◆ TASK REQUIREMENTS: Extract the listing in its entirety, keeping each line identical to the original.

◆ RECORD EXCERPTS:

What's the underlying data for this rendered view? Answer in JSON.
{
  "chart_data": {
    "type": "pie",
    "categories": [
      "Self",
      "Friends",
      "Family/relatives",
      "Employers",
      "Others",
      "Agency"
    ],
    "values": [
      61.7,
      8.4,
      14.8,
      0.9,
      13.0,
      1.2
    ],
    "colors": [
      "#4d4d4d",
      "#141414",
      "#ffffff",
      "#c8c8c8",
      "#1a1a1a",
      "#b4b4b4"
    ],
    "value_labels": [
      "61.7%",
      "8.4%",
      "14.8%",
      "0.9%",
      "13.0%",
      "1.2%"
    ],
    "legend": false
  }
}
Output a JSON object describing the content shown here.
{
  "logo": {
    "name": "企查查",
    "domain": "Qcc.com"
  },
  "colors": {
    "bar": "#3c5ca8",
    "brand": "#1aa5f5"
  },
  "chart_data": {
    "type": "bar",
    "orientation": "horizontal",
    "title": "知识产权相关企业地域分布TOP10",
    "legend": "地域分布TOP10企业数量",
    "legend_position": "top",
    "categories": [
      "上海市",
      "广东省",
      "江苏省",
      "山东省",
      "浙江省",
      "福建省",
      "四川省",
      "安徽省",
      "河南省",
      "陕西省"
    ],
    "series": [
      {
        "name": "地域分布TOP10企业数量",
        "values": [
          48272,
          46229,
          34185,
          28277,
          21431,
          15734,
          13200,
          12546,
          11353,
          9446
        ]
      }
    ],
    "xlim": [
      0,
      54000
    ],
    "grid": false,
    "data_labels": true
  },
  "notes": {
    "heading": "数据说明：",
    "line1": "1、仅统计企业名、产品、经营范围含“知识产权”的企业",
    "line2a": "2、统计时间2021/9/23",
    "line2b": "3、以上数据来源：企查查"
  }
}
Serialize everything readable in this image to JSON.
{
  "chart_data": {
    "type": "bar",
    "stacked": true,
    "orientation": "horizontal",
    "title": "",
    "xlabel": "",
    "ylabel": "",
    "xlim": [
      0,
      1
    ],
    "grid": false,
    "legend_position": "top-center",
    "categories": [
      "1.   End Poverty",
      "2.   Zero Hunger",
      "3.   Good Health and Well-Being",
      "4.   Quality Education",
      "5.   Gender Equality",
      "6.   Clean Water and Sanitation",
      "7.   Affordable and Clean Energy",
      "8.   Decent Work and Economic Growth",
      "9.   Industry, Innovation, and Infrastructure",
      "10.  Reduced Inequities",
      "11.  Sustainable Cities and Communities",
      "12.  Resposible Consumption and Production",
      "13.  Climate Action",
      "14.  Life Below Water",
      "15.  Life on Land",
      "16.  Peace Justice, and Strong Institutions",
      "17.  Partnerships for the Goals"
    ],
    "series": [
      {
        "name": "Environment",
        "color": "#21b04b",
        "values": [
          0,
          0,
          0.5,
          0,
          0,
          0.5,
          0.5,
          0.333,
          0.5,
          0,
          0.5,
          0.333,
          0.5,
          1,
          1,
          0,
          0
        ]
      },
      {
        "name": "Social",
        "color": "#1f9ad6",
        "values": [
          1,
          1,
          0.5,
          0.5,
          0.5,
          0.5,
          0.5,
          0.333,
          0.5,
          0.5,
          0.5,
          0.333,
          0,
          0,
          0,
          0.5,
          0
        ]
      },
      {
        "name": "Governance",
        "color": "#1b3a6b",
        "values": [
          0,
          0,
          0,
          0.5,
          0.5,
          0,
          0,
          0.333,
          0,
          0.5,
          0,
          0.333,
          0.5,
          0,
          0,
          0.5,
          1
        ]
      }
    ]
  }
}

◆ THE SOLUTION:
What's the underlying data for this rendered view? Answer in JSON.
{
  "chart_data": {
    "type": "pie",
    "categories": [
      "Self",
      "Friends",
      "Family/relatives",
      "Employers",
      "Others",
      "Agency"
    ],
    "values": [
      61.7,
      8.4,
      14.8,
      0.9,
      13.0,
      1.2
    ],
    "colors": [
      "#4d4d4d",
      "#141414",
      "#ffffff",
      "#c8c8c8",
      "#1a1a1a",
      "#b4b4b4"
    ],
    "value_labels": [
      "61.7%",
      "8.4%",
      "14.8%",
      "0.9%",
      "13.0%",
      "1.2%"
    ],
    "legend": false
  }
}
Output a JSON object describing the content shown here.
{
  "logo": {
    "name": "企查查",
    "domain": "Qcc.com"
  },
  "colors": {
    "bar": "#3c5ca8",
    "brand": "#1aa5f5"
  },
  "chart_data": {
    "type": "bar",
    "orientation": "horizontal",
    "title": "知识产权相关企业地域分布TOP10",
    "legend": "地域分布TOP10企业数量",
    "legend_position": "top",
    "categories": [
      "上海市",
      "广东省",
      "江苏省",
      "山东省",
      "浙江省",
      "福建省",
      "四川省",
      "安徽省",
      "河南省",
      "陕西省"
    ],
    "series": [
      {
        "name": "地域分布TOP10企业数量",
        "values": [
          48272,
          46229,
          34185,
          28277,
          21431,
          15734,
          13200,
          12546,
          11353,
          9446
        ]
      }
    ],
    "xlim": [
      0,
      54000
    ],
    "grid": false,
    "data_labels": true
  },
  "notes": {
    "heading": "数据说明：",
    "line1": "1、仅统计企业名、产品、经营范围含“知识产权”的企业",
    "line2a": "2、统计时间2021/9/23",
    "line2b": "3、以上数据来源：企查查"
  }
}
Serialize everything readable in this image to JSON.
{
  "chart_data": {
    "type": "bar",
    "stacked": true,
    "orientation": "horizontal",
    "title": "",
    "xlabel": "",
    "ylabel": "",
    "xlim": [
      0,
      1
    ],
    "grid": false,
    "legend_position": "top-center",
    "categories": [
      "1.   End Poverty",
      "2.   Zero Hunger",
      "3.   Good Health and Well-Being",
      "4.   Quality Education",
      "5.   Gender Equality",
      "6.   Clean Water and Sanitation",
      "7.   Affordable and Clean Energy",
      "8.   Decent Work and Economic Growth",
      "9.   Industry, Innovation, and Infrastructure",
      "10.  Reduced Inequities",
      "11.  Sustainable Cities and Communities",
      "12.  Resposible Consumption and Production",
      "13.  Climate Action",
      "14.  Life Below Water",
      "15.  Life on Land",
      "16.  Peace Justice, and Strong Institutions",
      "17.  Partnerships for the Goals"
    ],
    "series": [
      {
        "name": "Environment",
        "color": "#21b04b",
        "values": [
          0,
          0,
          0.5,
          0,
          0,
          0.5,
          0.5,
          0.333,
          0.5,
          0,
          0.5,
          0.333,
          0.5,
          1,
          1,
          0,
          0
        ]
      },
      {
        "name": "Social",
        "color": "#1f9ad6",
        "values": [
          1,
          1,
          0.5,
          0.5,
          0.5,
          0.5,
          0.5,
          0.333,
          0.5,
          0.5,
          0.5,
          0.333,
          0,
          0,
          0,
          0.5,
          0
        ]
      },
      {
        "name": "Governance",
        "color": "#1b3a6b",
        "values": [
          0,
          0,
          0,
          0.5,
          0.5,
          0,
          0,
          0.333,
          0,
          0.5,
          0,
          0.333,
          0.5,
          0,
          0,
          0.5,
          1
        ]
      }
    ]
  }
}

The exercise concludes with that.